> [GIVEN ENTRIES]
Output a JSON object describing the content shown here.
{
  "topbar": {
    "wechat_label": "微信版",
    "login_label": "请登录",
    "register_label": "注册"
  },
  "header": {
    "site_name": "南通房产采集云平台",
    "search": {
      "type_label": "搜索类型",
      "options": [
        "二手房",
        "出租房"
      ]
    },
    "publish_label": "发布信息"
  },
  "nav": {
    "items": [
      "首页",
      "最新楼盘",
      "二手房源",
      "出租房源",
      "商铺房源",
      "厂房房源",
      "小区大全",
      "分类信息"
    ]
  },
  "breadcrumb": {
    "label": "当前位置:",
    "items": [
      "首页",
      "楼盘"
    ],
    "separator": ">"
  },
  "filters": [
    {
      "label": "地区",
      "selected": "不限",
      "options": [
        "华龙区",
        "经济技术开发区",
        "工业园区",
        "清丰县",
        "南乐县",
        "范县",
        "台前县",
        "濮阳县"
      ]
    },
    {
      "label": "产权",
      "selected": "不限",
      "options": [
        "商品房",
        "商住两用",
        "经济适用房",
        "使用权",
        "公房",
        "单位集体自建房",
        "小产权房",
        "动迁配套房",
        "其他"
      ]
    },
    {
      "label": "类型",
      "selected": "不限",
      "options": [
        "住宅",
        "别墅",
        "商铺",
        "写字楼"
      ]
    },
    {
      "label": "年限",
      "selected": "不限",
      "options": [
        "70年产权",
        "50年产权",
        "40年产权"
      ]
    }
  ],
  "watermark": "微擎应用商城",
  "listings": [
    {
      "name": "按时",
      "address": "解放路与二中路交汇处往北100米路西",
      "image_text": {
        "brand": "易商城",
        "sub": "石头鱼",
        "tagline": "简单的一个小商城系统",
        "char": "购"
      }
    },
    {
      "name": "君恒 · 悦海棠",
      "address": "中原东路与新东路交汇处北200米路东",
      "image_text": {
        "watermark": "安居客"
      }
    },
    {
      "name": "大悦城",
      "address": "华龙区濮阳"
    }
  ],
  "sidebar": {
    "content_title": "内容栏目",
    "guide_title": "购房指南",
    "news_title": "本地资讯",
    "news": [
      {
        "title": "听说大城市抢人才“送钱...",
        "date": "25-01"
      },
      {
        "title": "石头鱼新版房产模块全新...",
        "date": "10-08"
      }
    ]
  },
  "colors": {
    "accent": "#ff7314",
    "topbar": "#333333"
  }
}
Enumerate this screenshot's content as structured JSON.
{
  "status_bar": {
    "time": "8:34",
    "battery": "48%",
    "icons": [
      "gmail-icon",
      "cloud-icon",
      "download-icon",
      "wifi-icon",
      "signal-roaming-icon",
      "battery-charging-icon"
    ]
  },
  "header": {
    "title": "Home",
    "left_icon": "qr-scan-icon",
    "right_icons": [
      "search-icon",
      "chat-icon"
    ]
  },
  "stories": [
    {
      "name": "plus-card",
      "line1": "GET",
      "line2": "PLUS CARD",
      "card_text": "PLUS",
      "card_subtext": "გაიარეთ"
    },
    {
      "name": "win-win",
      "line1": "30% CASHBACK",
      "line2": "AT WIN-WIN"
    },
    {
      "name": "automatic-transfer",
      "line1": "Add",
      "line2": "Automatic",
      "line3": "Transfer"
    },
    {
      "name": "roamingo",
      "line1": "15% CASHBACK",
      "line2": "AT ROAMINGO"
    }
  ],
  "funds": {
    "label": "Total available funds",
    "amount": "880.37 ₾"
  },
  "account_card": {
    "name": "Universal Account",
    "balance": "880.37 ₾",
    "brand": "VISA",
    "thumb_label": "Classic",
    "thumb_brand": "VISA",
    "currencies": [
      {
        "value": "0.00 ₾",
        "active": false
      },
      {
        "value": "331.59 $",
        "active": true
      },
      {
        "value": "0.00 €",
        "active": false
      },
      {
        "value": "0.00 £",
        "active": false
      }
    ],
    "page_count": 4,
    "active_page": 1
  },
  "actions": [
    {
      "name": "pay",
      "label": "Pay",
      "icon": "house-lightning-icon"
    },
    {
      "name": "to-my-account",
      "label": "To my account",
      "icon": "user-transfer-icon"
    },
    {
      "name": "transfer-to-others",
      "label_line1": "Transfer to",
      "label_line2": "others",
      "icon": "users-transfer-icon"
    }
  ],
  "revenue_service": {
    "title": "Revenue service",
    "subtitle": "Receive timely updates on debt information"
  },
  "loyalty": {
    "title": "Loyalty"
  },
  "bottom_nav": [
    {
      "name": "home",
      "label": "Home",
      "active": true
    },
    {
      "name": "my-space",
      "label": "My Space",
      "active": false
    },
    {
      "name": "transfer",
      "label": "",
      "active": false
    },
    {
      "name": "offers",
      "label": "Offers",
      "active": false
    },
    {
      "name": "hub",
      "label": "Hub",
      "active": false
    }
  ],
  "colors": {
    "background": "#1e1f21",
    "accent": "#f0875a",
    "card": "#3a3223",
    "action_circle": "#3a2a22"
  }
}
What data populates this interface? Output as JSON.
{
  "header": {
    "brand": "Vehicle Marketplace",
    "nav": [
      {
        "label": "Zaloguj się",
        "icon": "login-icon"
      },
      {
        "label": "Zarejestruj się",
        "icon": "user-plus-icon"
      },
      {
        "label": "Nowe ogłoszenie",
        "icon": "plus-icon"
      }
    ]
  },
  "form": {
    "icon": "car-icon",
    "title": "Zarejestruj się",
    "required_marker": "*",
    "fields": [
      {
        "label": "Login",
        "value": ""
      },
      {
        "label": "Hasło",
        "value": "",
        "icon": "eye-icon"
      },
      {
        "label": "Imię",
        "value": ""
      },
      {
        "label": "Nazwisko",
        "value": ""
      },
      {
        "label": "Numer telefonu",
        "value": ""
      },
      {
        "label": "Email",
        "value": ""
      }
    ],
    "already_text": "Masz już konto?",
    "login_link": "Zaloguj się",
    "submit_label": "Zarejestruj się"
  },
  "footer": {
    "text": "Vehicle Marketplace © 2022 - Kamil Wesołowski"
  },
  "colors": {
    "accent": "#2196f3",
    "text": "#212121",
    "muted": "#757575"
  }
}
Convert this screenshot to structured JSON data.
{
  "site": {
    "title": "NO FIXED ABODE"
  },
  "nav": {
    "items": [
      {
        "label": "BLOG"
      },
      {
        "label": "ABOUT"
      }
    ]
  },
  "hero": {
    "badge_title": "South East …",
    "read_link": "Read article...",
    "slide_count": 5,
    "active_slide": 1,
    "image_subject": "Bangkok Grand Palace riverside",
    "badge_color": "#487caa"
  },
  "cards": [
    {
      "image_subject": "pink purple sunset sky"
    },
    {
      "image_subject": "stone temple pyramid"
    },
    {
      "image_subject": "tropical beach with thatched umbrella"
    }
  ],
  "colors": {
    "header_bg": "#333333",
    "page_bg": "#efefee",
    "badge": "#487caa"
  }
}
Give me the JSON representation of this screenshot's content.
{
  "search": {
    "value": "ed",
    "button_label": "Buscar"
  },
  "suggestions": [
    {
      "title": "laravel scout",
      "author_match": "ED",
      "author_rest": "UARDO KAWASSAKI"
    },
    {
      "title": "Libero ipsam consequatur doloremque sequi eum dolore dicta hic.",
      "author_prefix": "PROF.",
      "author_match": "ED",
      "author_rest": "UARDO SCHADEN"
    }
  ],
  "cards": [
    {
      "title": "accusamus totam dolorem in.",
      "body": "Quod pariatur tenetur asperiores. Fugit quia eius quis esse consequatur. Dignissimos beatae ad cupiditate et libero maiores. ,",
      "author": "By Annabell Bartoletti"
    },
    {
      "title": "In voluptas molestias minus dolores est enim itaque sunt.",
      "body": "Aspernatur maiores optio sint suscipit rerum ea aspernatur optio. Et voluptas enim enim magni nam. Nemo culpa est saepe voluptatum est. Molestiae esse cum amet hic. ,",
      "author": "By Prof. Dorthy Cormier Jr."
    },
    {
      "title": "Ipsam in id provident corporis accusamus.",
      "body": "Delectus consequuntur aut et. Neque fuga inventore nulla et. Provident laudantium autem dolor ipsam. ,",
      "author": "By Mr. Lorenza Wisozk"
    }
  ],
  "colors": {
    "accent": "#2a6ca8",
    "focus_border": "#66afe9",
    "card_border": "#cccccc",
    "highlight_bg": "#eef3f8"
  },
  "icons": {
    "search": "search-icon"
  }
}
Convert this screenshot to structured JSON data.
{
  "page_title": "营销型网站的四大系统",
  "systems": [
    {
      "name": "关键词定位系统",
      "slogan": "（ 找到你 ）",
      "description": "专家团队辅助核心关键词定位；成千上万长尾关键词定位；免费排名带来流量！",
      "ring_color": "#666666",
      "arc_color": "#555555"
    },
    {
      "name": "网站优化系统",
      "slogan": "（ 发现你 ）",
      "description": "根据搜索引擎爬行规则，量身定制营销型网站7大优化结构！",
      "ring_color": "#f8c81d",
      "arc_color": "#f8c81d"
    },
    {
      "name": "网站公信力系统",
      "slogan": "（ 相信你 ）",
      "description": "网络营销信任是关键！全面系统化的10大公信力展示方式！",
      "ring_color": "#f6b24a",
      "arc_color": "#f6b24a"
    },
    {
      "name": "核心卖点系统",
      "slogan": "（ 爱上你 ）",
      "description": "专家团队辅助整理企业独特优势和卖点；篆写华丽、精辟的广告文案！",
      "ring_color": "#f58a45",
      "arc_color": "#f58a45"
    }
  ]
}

> [TASK STATEMENT]
Where a line holds "maiores", copy that line.

> [RESPONSE BELOW]
      "body": "Quod pariatur tenetur asperiores. Fugit quia eius quis esse consequatur. Dignissimos beatae ad cupiditate et libero maiores. ,",
      "body": "Aspernatur maiores optio sint suscipit rerum ea aspernatur optio. Et voluptas enim enim magni nam. Nemo culpa est saepe voluptatum est. Molestiae esse cum amet hic. ,",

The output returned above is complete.